>>

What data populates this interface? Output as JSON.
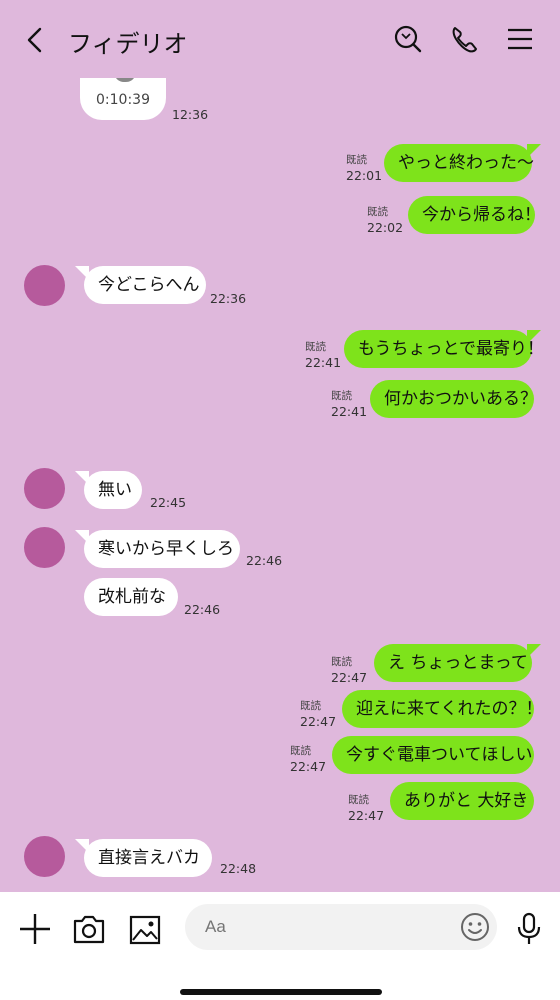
{
  "header": {
    "title": "フィデリオ"
  },
  "audio_message": {
    "duration": "0:10:39",
    "time": "12:36"
  },
  "messages": [
    {
      "dir": "out",
      "text": "やっと終わった～",
      "read": "既読",
      "time": "22:01"
    },
    {
      "dir": "out",
      "text": "今から帰るね！",
      "read": "既読",
      "time": "22:02"
    },
    {
      "dir": "in",
      "text": "今どこらへん",
      "time": "22:36"
    },
    {
      "dir": "out",
      "text": "もうちょっとで最寄り！",
      "read": "既読",
      "time": "22:41"
    },
    {
      "dir": "out",
      "text": "何かおつかいある？",
      "read": "既読",
      "time": "22:41"
    },
    {
      "dir": "in",
      "text": "無い",
      "time": "22:45"
    },
    {
      "dir": "in",
      "text": "寒いから早くしろ",
      "time": "22:46"
    },
    {
      "dir": "in",
      "text": "改札前な",
      "time": "22:46"
    },
    {
      "dir": "out",
      "text": "え ちょっとまって",
      "read": "既読",
      "time": "22:47"
    },
    {
      "dir": "out",
      "text": "迎えに来てくれたの？！",
      "read": "既読",
      "time": "22:47"
    },
    {
      "dir": "out",
      "text": "今すぐ電車ついてほしい",
      "read": "既読",
      "time": "22:47"
    },
    {
      "dir": "out",
      "text": "ありがと 大好き",
      "read": "既読",
      "time": "22:47"
    },
    {
      "dir": "in",
      "text": "直接言えバカ",
      "time": "22:48"
    }
  ],
  "input": {
    "placeholder": "Aa"
  },
  "colors": {
    "background": "#dfb8dc",
    "outgoing_bubble": "#7ee31b",
    "incoming_bubble": "#ffffff",
    "avatar": "#b65a9c"
  },
  "icons": {
    "back": "chevron-left-icon",
    "search": "search-icon",
    "call": "phone-icon",
    "menu": "hamburger-menu-icon",
    "plus": "plus-icon",
    "camera": "camera-icon",
    "image": "image-icon",
    "emoji": "smiley-icon",
    "mic": "microphone-icon"
  }
}
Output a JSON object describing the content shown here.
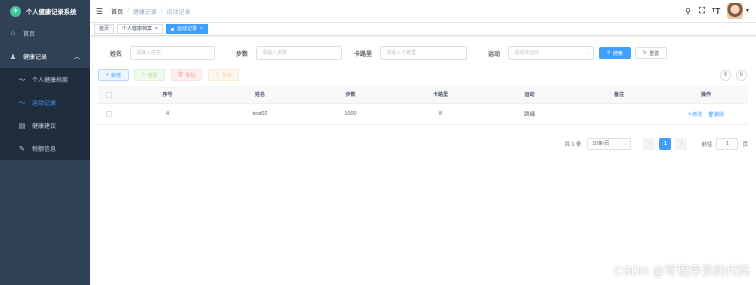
{
  "sidebar": {
    "brand": "个人健康记录系统",
    "home": "首页",
    "group": "健康记录",
    "items": [
      {
        "label": "个人健康档案"
      },
      {
        "label": "运动记录"
      },
      {
        "label": "健康建议"
      },
      {
        "label": "税额信息"
      }
    ]
  },
  "header": {
    "breadcrumb": [
      "首页",
      "健康记录",
      "运动记录"
    ]
  },
  "tags": {
    "items": [
      "首页",
      "个人健康档案",
      "运动记录"
    ]
  },
  "search": {
    "name_label": "姓名",
    "name_placeholder": "请输入姓名",
    "steps_label": "步数",
    "steps_placeholder": "请输入步数",
    "cal_label": "卡路里",
    "cal_placeholder": "请输入卡路里",
    "sport_label": "运动",
    "sport_placeholder": "请选择运动",
    "search_btn": "搜索",
    "reset_btn": "重置"
  },
  "toolbar": {
    "add": "新增",
    "edit": "修改",
    "delete": "删除",
    "export": "导出"
  },
  "table": {
    "columns": [
      "序号",
      "姓名",
      "步数",
      "卡路里",
      "运动",
      "备注",
      "操作"
    ],
    "rows": [
      {
        "index": "4",
        "name": "test02",
        "steps": "1000",
        "cal": "8",
        "sport": "跳绳",
        "remark": "",
        "edit": "修改",
        "delete": "删除"
      }
    ]
  },
  "pagination": {
    "total": "共 1 条",
    "page_size": "10条/页",
    "current": "1",
    "goto_label": "前往",
    "goto_value": "1",
    "page_suffix": "页"
  },
  "watermark": "CSDN @写程序员的代码",
  "colors": {
    "sidebar_bg": "#304156",
    "submenu_bg": "#1f2d3d",
    "primary": "#409eff",
    "logo": "#3cc59a"
  }
}
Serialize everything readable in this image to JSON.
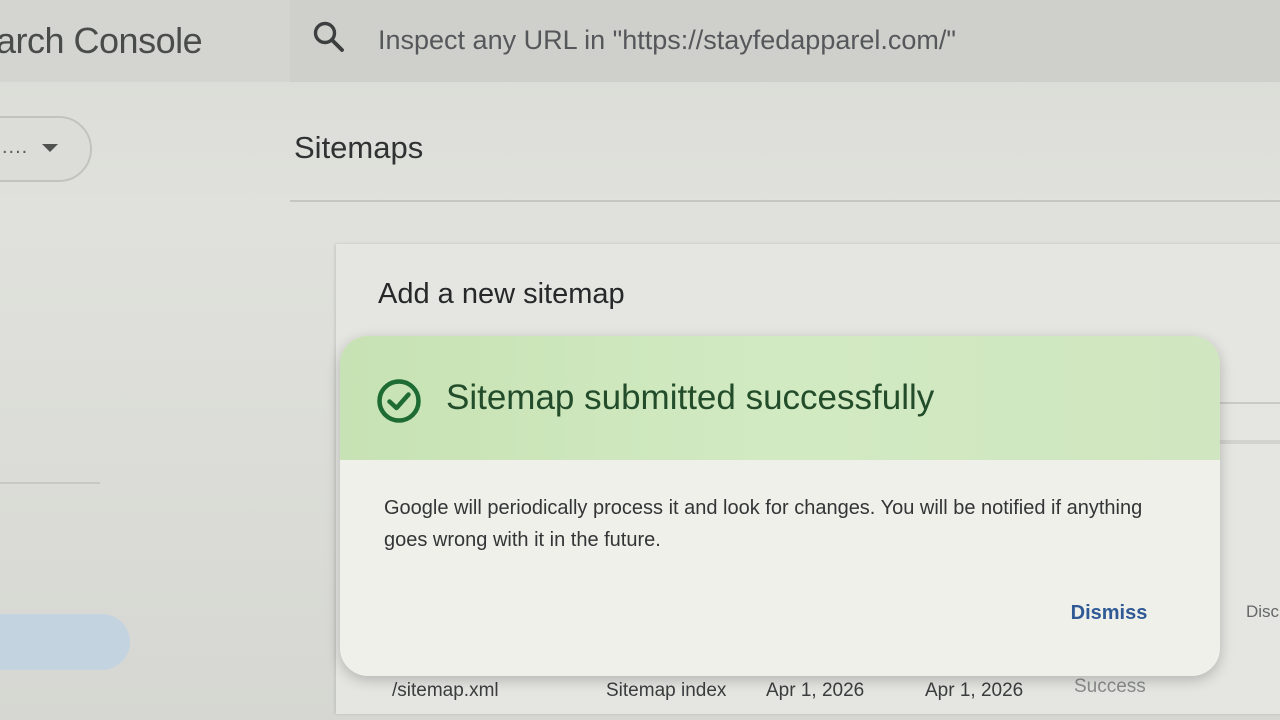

<<

* [WHAT TO PRODUCE]:
Please write out the material from the line containing "Output a JSON" to its final line, both inclusive, exactly as it appears; pictures are not part of the copy.

* [OUTPUT OF THE EXERCISE]:
Output a JSON object describing the content shown here.
{
  "sidebar": {
    "brand": "个人健康记录系统",
    "home": "首页",
    "group": "健康记录",
    "items": [
      {
        "label": "个人健康档案"
      },
      {
        "label": "运动记录"
      },
      {
        "label": "健康建议"
      },
      {
        "label": "税额信息"
      }
    ]
  },
  "header": {
    "breadcrumb": [
      "首页",
      "健康记录",
      "运动记录"
    ]
  },
  "tags": {
    "items": [
      "首页",
      "个人健康档案",
      "运动记录"
    ]
  },
  "search": {
    "name_label": "姓名",
    "name_placeholder": "请输入姓名",
    "steps_label": "步数",
    "steps_placeholder": "请输入步数",
    "cal_label": "卡路里",
    "cal_placeholder": "请输入卡路里",
    "sport_label": "运动",
    "sport_placeholder": "请选择运动",
    "search_btn": "搜索",
    "reset_btn": "重置"
  },
  "toolbar": {
    "add": "新增",
    "edit": "修改",
    "delete": "删除",
    "export": "导出"
  },
  "table": {
    "columns": [
      "序号",
      "姓名",
      "步数",
      "卡路里",
      "运动",
      "备注",
      "操作"
    ],
    "rows": [
      {
        "index": "4",
        "name": "test02",
        "steps": "1000",
        "cal": "8",
        "sport": "跳绳",
        "remark": "",
        "edit": "修改",
        "delete": "删除"
      }
    ]
  },
  "pagination": {
    "total": "共 1 条",
    "page_size": "10条/页",
    "current": "1",
    "goto_label": "前往",
    "goto_value": "1",
    "page_suffix": "页"
  },
  "watermark": "CSDN @写程序员的代码",
  "colors": {
    "sidebar_bg": "#304156",
    "submenu_bg": "#1f2d3d",
    "primary": "#409eff",
    "logo": "#3cc59a"
  }
}
Serialize everything readable in this image to JSON.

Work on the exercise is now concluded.